Without the pictures, return each record as it appears.

━━━━━ PROVIDED ENTRIES

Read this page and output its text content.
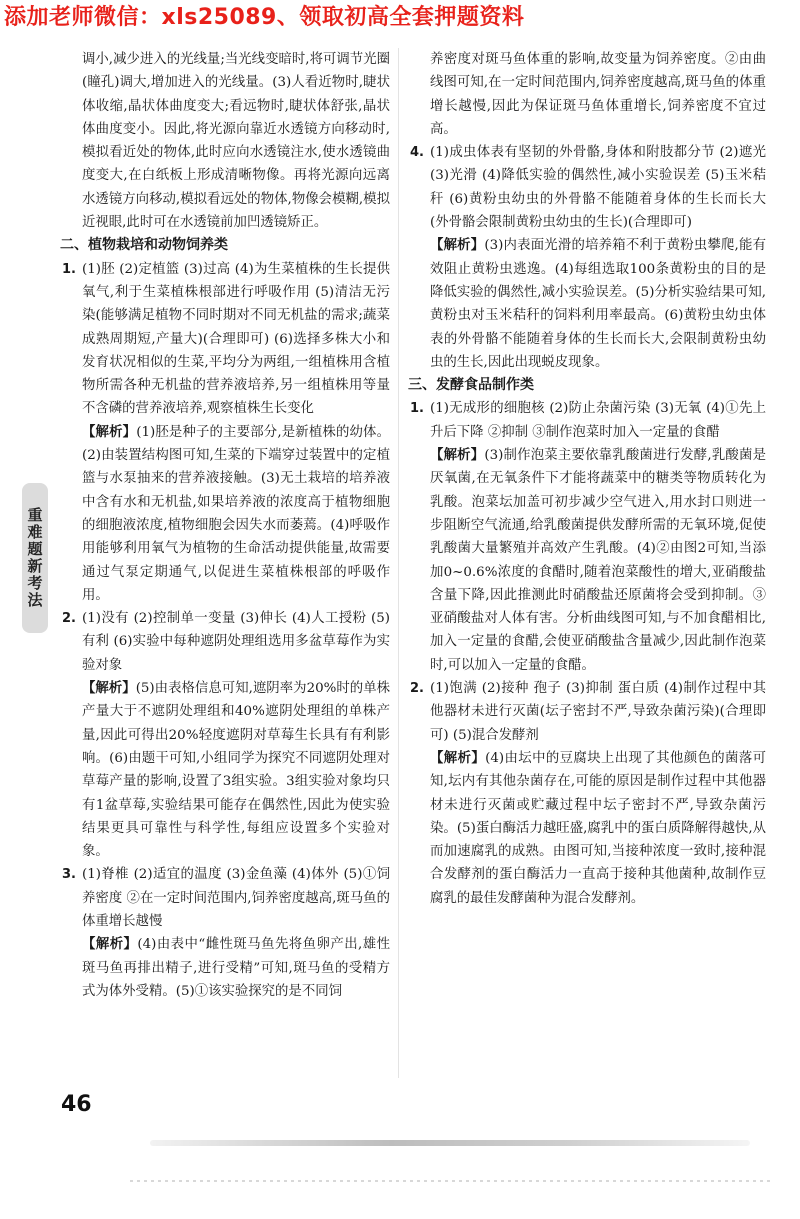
添加老师微信：xls25089、领取初高全套押题资料

调小,减少进入的光线量;当光线变暗时,将可调节光圈(瞳孔)调大,增加进入的光线量。(3)人看近物时,睫状体收缩,晶状体曲度变大;看远物时,睫状体舒张,晶状体曲度变小。因此,将光源向靠近水透镜方向移动时,模拟看近处的物体,此时应向水透镜注水,使水透镜曲度变大,在白纸板上形成清晰物像。再将光源向远离水透镜方向移动,模拟看远处的物体,物像会模糊,模拟近视眼,此时可在水透镜前加凹透镜矫正。

二、植物栽培和动物饲养类

1. (1)胚 (2)定植篮 (3)过高 (4)为生菜植株的生长提供氧气,利于生菜植株根部进行呼吸作用 (5)清洁无污染(能够满足植物不同时期对不同无机盐的需求;蔬菜成熟周期短,产量大)(合理即可) (6)选择多株大小和发育状况相似的生菜,平均分为两组,一组植株用含植物所需各种无机盐的营养液培养,另一组植株用等量不含磷的营养液培养,观察植株生长变化
【解析】(1)胚是种子的主要部分,是新植株的幼体。(2)由装置结构图可知,生菜的下端穿过装置中的定植篮与水泵抽来的营养液接触。(3)无土栽培的培养液中含有水和无机盐,如果培养液的浓度高于植物细胞的细胞液浓度,植物细胞会因失水而萎蔫。(4)呼吸作用能够利用氧气为植物的生命活动提供能量,故需要通过气泵定期通气,以促进生菜植株根部的呼吸作用。
2. (1)没有 (2)控制单一变量 (3)伸长 (4)人工授粉 (5)有利 (6)实验中每种遮阴处理组选用多盆草莓作为实验对象
【解析】(5)由表格信息可知,遮阴率为20%时的单株产量大于不遮阴处理组和40%遮阴处理组的单株产量,因此可得出20%轻度遮阴对草莓生长具有有利影响。(6)由题干可知,小组同学为探究不同遮阴处理对草莓产量的影响,设置了3组实验。3组实验对象均只有1盆草莓,实验结果可能存在偶然性,因此为使实验结果更具可靠性与科学性,每组应设置多个实验对象。
3. (1)脊椎 (2)适宜的温度 (3)金鱼藻 (4)体外 (5)①饲养密度 ②在一定时间范围内,饲养密度越高,斑马鱼的体重增长越慢
【解析】(4)由表中“雌性斑马鱼先将鱼卵产出,雄性斑马鱼再排出精子,进行受精”可知,斑马鱼的受精方式为体外受精。(5)①该实验探究的是不同饲

养密度对斑马鱼体重的影响,故变量为饲养密度。②由曲线图可知,在一定时间范围内,饲养密度越高,斑马鱼的体重增长越慢,因此为保证斑马鱼体重增长,饲养密度不宜过高。

4. (1)成虫体表有坚韧的外骨骼,身体和附肢都分节 (2)遮光 (3)光滑 (4)降低实验的偶然性,减小实验误差 (5)玉米秸秆 (6)黄粉虫幼虫的外骨骼不能随着身体的生长而长大(外骨骼会限制黄粉虫幼虫的生长)(合理即可)
【解析】(3)内表面光滑的培养箱不利于黄粉虫攀爬,能有效阻止黄粉虫逃逸。(4)每组选取100条黄粉虫的目的是降低实验的偶然性,减小实验误差。(5)分析实验结果可知,黄粉虫对玉米秸秆的饲料利用率最高。(6)黄粉虫幼虫体表的外骨骼不能随着身体的生长而长大,会限制黄粉虫幼虫的生长,因此出现蜕皮现象。

三、发酵食品制作类

1. (1)无成形的细胞核 (2)防止杂菌污染 (3)无氧 (4)①先上升后下降 ②抑制 ③制作泡菜时加入一定量的食醋
【解析】(3)制作泡菜主要依靠乳酸菌进行发酵,乳酸菌是厌氧菌,在无氧条件下才能将蔬菜中的糖类等物质转化为乳酸。泡菜坛加盖可初步减少空气进入,用水封口则进一步阻断空气流通,给乳酸菌提供发酵所需的无氧环境,促使乳酸菌大量繁殖并高效产生乳酸。(4)②由图2可知,当添加0~0.6%浓度的食醋时,随着泡菜酸性的增大,亚硝酸盐含量下降,因此推测此时硝酸盐还原菌将会受到抑制。③亚硝酸盐对人体有害。分析曲线图可知,与不加食醋相比,加入一定量的食醋,会使亚硝酸盐含量减少,因此制作泡菜时,可以加入一定量的食醋。
2. (1)饱满 (2)接种 孢子 (3)抑制 蛋白质 (4)制作过程中其他器材未进行灭菌(坛子密封不严,导致杂菌污染)(合理即可) (5)混合发酵剂
【解析】(4)由坛中的豆腐块上出现了其他颜色的菌落可知,坛内有其他杂菌存在,可能的原因是制作过程中其他器材未进行灭菌或贮藏过程中坛子密封不严,导致杂菌污染。(5)蛋白酶活力越旺盛,腐乳中的蛋白质降解得越快,从而加速腐乳的成熟。由图可知,当接种浓度一致时,接种混合发酵剂的蛋白酶活力一直高于接种其他菌种,故制作豆腐乳的最佳发酵菌种为混合发酵剂。
重难题新考法
46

━━━━━━━━━━

ANSWER TO THE EXERCISE.
Read this page and output its text content.
添加老师微信：xls25089、领取初高全套押题资料

调小,减少进入的光线量;当光线变暗时,将可调节光圈(瞳孔)调大,增加进入的光线量。(3)人看近物时,睫状体收缩,晶状体曲度变大;看远物时,睫状体舒张,晶状体曲度变小。因此,将光源向靠近水透镜方向移动时,模拟看近处的物体,此时应向水透镜注水,使水透镜曲度变大,在白纸板上形成清晰物像。再将光源向远离水透镜方向移动,模拟看远处的物体,物像会模糊,模拟近视眼,此时可在水透镜前加凹透镜矫正。

二、植物栽培和动物饲养类

1. (1)胚 (2)定植篮 (3)过高 (4)为生菜植株的生长提供氧气,利于生菜植株根部进行呼吸作用 (5)清洁无污染(能够满足植物不同时期对不同无机盐的需求;蔬菜成熟周期短,产量大)(合理即可) (6)选择多株大小和发育状况相似的生菜,平均分为两组,一组植株用含植物所需各种无机盐的营养液培养,另一组植株用等量不含磷的营养液培养,观察植株生长变化
【解析】(1)胚是种子的主要部分,是新植株的幼体。(2)由装置结构图可知,生菜的下端穿过装置中的定植篮与水泵抽来的营养液接触。(3)无土栽培的培养液中含有水和无机盐,如果培养液的浓度高于植物细胞的细胞液浓度,植物细胞会因失水而萎蔫。(4)呼吸作用能够利用氧气为植物的生命活动提供能量,故需要通过气泵定期通气,以促进生菜植株根部的呼吸作用。
2. (1)没有 (2)控制单一变量 (3)伸长 (4)人工授粉 (5)有利 (6)实验中每种遮阴处理组选用多盆草莓作为实验对象
【解析】(5)由表格信息可知,遮阴率为20%时的单株产量大于不遮阴处理组和40%遮阴处理组的单株产量,因此可得出20%轻度遮阴对草莓生长具有有利影响。(6)由题干可知,小组同学为探究不同遮阴处理对草莓产量的影响,设置了3组实验。3组实验对象均只有1盆草莓,实验结果可能存在偶然性,因此为使实验结果更具可靠性与科学性,每组应设置多个实验对象。
3. (1)脊椎 (2)适宜的温度 (3)金鱼藻 (4)体外 (5)①饲养密度 ②在一定时间范围内,饲养密度越高,斑马鱼的体重增长越慢
【解析】(4)由表中“雌性斑马鱼先将鱼卵产出,雄性斑马鱼再排出精子,进行受精”可知,斑马鱼的受精方式为体外受精。(5)①该实验探究的是不同饲

养密度对斑马鱼体重的影响,故变量为饲养密度。②由曲线图可知,在一定时间范围内,饲养密度越高,斑马鱼的体重增长越慢,因此为保证斑马鱼体重增长,饲养密度不宜过高。

4. (1)成虫体表有坚韧的外骨骼,身体和附肢都分节 (2)遮光 (3)光滑 (4)降低实验的偶然性,减小实验误差 (5)玉米秸秆 (6)黄粉虫幼虫的外骨骼不能随着身体的生长而长大(外骨骼会限制黄粉虫幼虫的生长)(合理即可)
【解析】(3)内表面光滑的培养箱不利于黄粉虫攀爬,能有效阻止黄粉虫逃逸。(4)每组选取100条黄粉虫的目的是降低实验的偶然性,减小实验误差。(5)分析实验结果可知,黄粉虫对玉米秸秆的饲料利用率最高。(6)黄粉虫幼虫体表的外骨骼不能随着身体的生长而长大,会限制黄粉虫幼虫的生长,因此出现蜕皮现象。

三、发酵食品制作类

1. (1)无成形的细胞核 (2)防止杂菌污染 (3)无氧 (4)①先上升后下降 ②抑制 ③制作泡菜时加入一定量的食醋
【解析】(3)制作泡菜主要依靠乳酸菌进行发酵,乳酸菌是厌氧菌,在无氧条件下才能将蔬菜中的糖类等物质转化为乳酸。泡菜坛加盖可初步减少空气进入,用水封口则进一步阻断空气流通,给乳酸菌提供发酵所需的无氧环境,促使乳酸菌大量繁殖并高效产生乳酸。(4)②由图2可知,当添加0~0.6%浓度的食醋时,随着泡菜酸性的增大,亚硝酸盐含量下降,因此推测此时硝酸盐还原菌将会受到抑制。③亚硝酸盐对人体有害。分析曲线图可知,与不加食醋相比,加入一定量的食醋,会使亚硝酸盐含量减少,因此制作泡菜时,可以加入一定量的食醋。
2. (1)饱满 (2)接种 孢子 (3)抑制 蛋白质 (4)制作过程中其他器材未进行灭菌(坛子密封不严,导致杂菌污染)(合理即可) (5)混合发酵剂
【解析】(4)由坛中的豆腐块上出现了其他颜色的菌落可知,坛内有其他杂菌存在,可能的原因是制作过程中其他器材未进行灭菌或贮藏过程中坛子密封不严,导致杂菌污染。(5)蛋白酶活力越旺盛,腐乳中的蛋白质降解得越快,从而加速腐乳的成熟。由图可知,当接种浓度一致时,接种混合发酵剂的蛋白酶活力一直高于接种其他菌种,故制作豆腐乳的最佳发酵菌种为混合发酵剂。
重难题新考法
46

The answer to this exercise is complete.